Every entry should be repeated exactly. Omit the pictures.

-- START OF INPUT ROWS --

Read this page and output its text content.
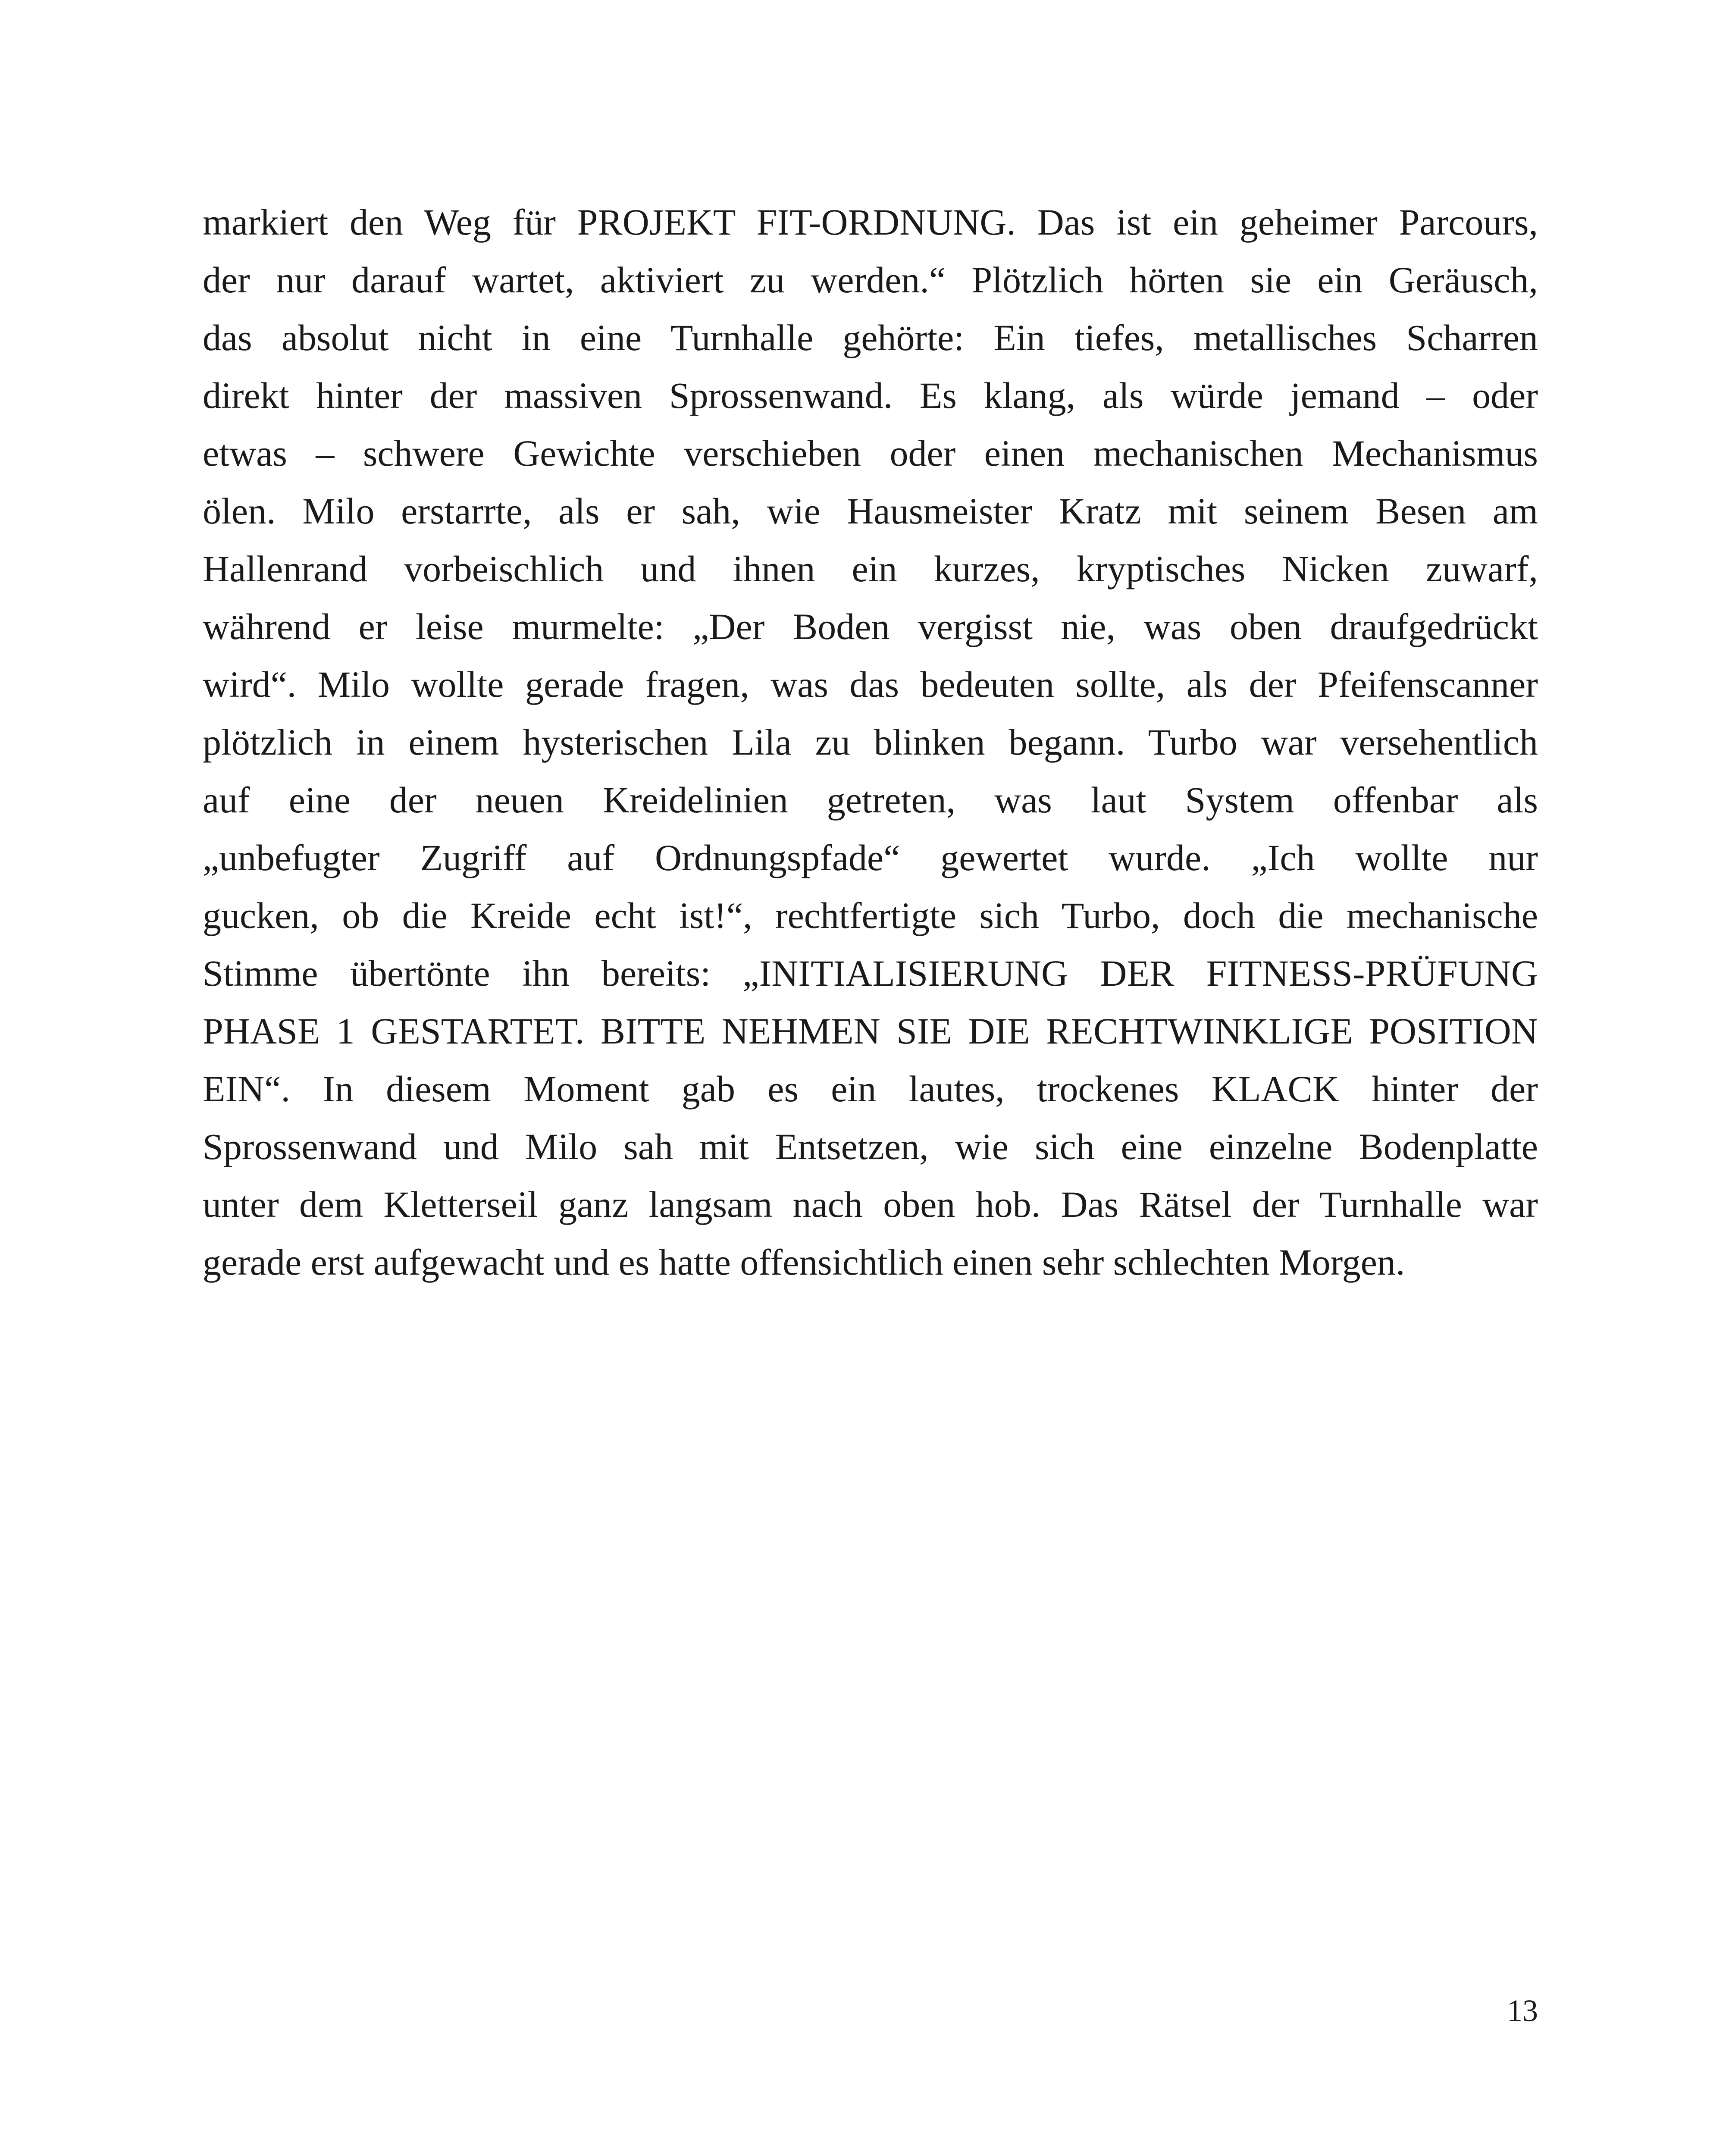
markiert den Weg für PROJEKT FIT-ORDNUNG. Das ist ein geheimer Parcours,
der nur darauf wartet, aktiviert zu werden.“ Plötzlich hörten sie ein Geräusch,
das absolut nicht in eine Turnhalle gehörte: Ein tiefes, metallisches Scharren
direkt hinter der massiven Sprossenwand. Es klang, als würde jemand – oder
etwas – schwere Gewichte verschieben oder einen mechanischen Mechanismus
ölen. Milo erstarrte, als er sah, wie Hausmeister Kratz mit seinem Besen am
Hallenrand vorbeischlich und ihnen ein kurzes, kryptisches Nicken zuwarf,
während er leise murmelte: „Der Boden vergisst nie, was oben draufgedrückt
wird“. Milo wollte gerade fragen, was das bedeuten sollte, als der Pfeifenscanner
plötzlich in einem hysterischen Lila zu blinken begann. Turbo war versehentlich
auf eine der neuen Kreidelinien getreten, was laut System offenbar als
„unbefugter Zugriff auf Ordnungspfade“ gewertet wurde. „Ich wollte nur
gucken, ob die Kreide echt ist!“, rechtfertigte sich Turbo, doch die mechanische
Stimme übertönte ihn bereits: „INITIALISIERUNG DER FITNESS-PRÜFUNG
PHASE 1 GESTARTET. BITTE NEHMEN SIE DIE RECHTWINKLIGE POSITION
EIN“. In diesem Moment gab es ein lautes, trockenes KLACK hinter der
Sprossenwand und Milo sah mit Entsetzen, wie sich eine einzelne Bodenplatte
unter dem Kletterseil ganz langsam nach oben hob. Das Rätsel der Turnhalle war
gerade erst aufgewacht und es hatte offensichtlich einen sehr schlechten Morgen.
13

-- END OF INPUT ROWS --

▶ [TASK RESULT]:
Read this page and output its text content.
markiert den Weg für PROJEKT FIT-ORDNUNG. Das ist ein geheimer Parcours,
der nur darauf wartet, aktiviert zu werden.“ Plötzlich hörten sie ein Geräusch,
das absolut nicht in eine Turnhalle gehörte: Ein tiefes, metallisches Scharren
direkt hinter der massiven Sprossenwand. Es klang, als würde jemand – oder
etwas – schwere Gewichte verschieben oder einen mechanischen Mechanismus
ölen. Milo erstarrte, als er sah, wie Hausmeister Kratz mit seinem Besen am
Hallenrand vorbeischlich und ihnen ein kurzes, kryptisches Nicken zuwarf,
während er leise murmelte: „Der Boden vergisst nie, was oben draufgedrückt
wird“. Milo wollte gerade fragen, was das bedeuten sollte, als der Pfeifenscanner
plötzlich in einem hysterischen Lila zu blinken begann. Turbo war versehentlich
auf eine der neuen Kreidelinien getreten, was laut System offenbar als
„unbefugter Zugriff auf Ordnungspfade“ gewertet wurde. „Ich wollte nur
gucken, ob die Kreide echt ist!“, rechtfertigte sich Turbo, doch die mechanische
Stimme übertönte ihn bereits: „INITIALISIERUNG DER FITNESS-PRÜFUNG
PHASE 1 GESTARTET. BITTE NEHMEN SIE DIE RECHTWINKLIGE POSITION
EIN“. In diesem Moment gab es ein lautes, trockenes KLACK hinter der
Sprossenwand und Milo sah mit Entsetzen, wie sich eine einzelne Bodenplatte
unter dem Kletterseil ganz langsam nach oben hob. Das Rätsel der Turnhalle war
gerade erst aufgewacht und es hatte offensichtlich einen sehr schlechten Morgen.
13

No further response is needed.